> **Data provided**:
· · · ·
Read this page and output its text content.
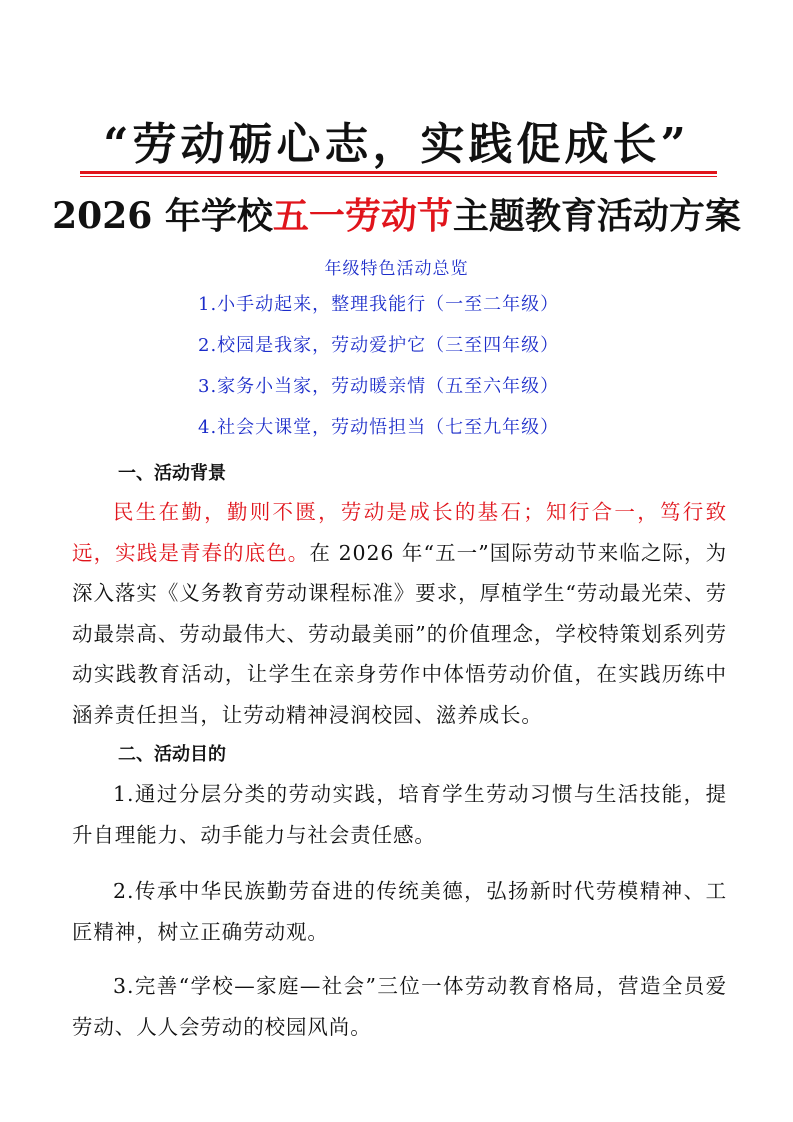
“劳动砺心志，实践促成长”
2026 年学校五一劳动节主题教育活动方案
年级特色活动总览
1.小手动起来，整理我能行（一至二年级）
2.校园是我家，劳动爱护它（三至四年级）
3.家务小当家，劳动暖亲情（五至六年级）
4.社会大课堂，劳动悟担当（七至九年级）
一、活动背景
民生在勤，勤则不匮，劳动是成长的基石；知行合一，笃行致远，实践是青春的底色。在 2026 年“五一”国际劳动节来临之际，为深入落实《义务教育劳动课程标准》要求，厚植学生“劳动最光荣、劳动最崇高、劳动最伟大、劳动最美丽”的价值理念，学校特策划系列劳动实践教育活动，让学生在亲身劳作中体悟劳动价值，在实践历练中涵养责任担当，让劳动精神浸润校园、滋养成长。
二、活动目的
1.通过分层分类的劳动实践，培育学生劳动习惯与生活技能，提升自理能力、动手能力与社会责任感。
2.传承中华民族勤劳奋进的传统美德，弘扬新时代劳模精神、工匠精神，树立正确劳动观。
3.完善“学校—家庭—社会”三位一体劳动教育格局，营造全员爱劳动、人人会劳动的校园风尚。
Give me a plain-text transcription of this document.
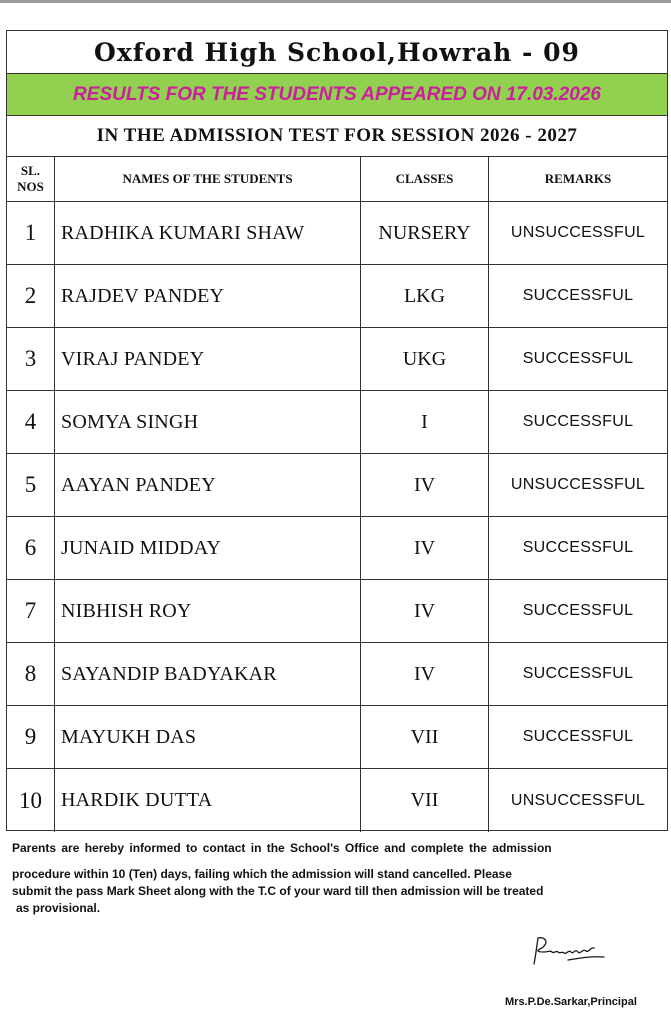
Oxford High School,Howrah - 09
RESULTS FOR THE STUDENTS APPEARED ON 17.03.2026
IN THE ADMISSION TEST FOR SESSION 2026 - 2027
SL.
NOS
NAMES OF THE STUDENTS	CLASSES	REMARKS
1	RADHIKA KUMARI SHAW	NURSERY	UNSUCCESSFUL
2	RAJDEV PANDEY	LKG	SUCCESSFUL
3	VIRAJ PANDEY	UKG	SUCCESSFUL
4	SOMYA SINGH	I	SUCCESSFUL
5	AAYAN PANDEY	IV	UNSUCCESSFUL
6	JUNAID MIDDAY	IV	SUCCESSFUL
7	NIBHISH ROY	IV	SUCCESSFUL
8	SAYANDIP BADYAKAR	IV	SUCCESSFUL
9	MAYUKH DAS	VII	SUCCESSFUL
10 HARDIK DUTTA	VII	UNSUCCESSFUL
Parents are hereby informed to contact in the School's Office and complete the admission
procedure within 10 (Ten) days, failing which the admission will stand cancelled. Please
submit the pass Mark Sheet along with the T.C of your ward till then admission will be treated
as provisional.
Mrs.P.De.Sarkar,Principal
· · · ·
> **Problem details**:
Print each entry shown above with exact wording and no pictures.

> **Result for this exercise**:
Read this page and output its text content.
“劳动砺心志，实践促成长”
2026 年学校五一劳动节主题教育活动方案
年级特色活动总览
1.小手动起来，整理我能行（一至二年级）
2.校园是我家，劳动爱护它（三至四年级）
3.家务小当家，劳动暖亲情（五至六年级）
4.社会大课堂，劳动悟担当（七至九年级）
一、活动背景
民生在勤，勤则不匮，劳动是成长的基石；知行合一，笃行致远，实践是青春的底色。在 2026 年“五一”国际劳动节来临之际，为深入落实《义务教育劳动课程标准》要求，厚植学生“劳动最光荣、劳动最崇高、劳动最伟大、劳动最美丽”的价值理念，学校特策划系列劳动实践教育活动，让学生在亲身劳作中体悟劳动价值，在实践历练中涵养责任担当，让劳动精神浸润校园、滋养成长。
二、活动目的
1.通过分层分类的劳动实践，培育学生劳动习惯与生活技能，提升自理能力、动手能力与社会责任感。
2.传承中华民族勤劳奋进的传统美德，弘扬新时代劳模精神、工匠精神，树立正确劳动观。
3.完善“学校—家庭—社会”三位一体劳动教育格局，营造全员爱劳动、人人会劳动的校园风尚。
Give me a plain-text transcription of this document.
Oxford High School,Howrah - 09
RESULTS FOR THE STUDENTS APPEARED ON 17.03.2026
IN THE ADMISSION TEST FOR SESSION 2026 - 2027
SL.
NOS
NAMES OF THE STUDENTS	CLASSES	REMARKS
1	RADHIKA KUMARI SHAW	NURSERY	UNSUCCESSFUL
2	RAJDEV PANDEY	LKG	SUCCESSFUL
3	VIRAJ PANDEY	UKG	SUCCESSFUL
4	SOMYA SINGH	I	SUCCESSFUL
5	AAYAN PANDEY	IV	UNSUCCESSFUL
6	JUNAID MIDDAY	IV	SUCCESSFUL
7	NIBHISH ROY	IV	SUCCESSFUL
8	SAYANDIP BADYAKAR	IV	SUCCESSFUL
9	MAYUKH DAS	VII	SUCCESSFUL
10 HARDIK DUTTA	VII	UNSUCCESSFUL
Parents are hereby informed to contact in the School's Office and complete the admission
procedure within 10 (Ten) days, failing which the admission will stand cancelled. Please
submit the pass Mark Sheet along with the T.C of your ward till then admission will be treated
as provisional.
Mrs.P.De.Sarkar,Principal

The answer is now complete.